--- Data for the task ---
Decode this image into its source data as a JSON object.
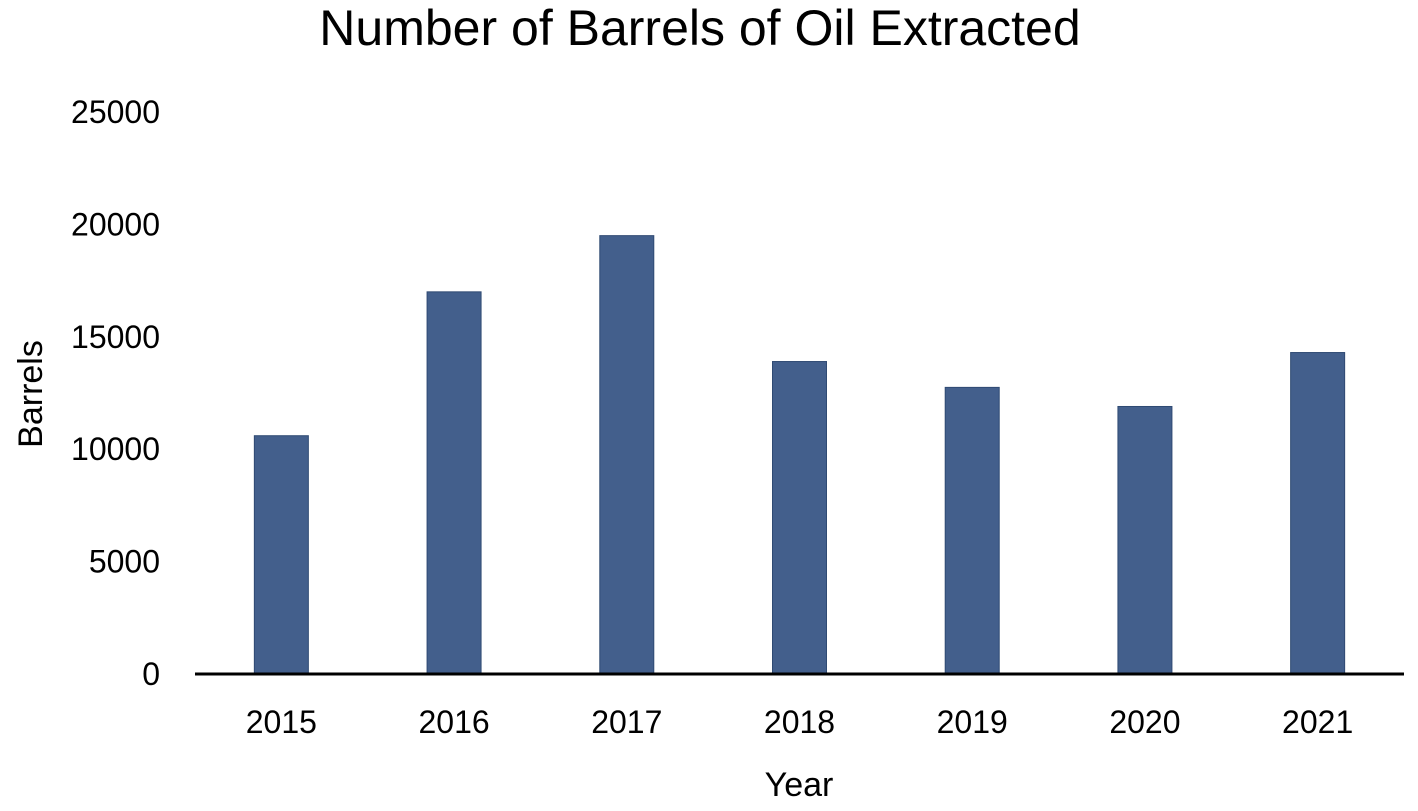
{
  "chart_data": {
    "type": "bar",
    "title": "Number of Barrels of Oil Extracted",
    "xlabel": "Year",
    "ylabel": "Barrels",
    "categories": [
      "2015",
      "2016",
      "2017",
      "2018",
      "2019",
      "2020",
      "2021"
    ],
    "values": [
      10600,
      17000,
      19500,
      13900,
      12750,
      11900,
      14300
    ],
    "ylim": [
      0,
      25000
    ],
    "yticks": [
      0,
      5000,
      10000,
      15000,
      20000,
      25000
    ],
    "grid": false,
    "legend": "none",
    "bar_color": "#435f8c",
    "axis_color": "#000000"
  }
}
---
Within the listing above, work out how many lines contain the string "Barrels", and reply with that number only.

* Exercise solution
2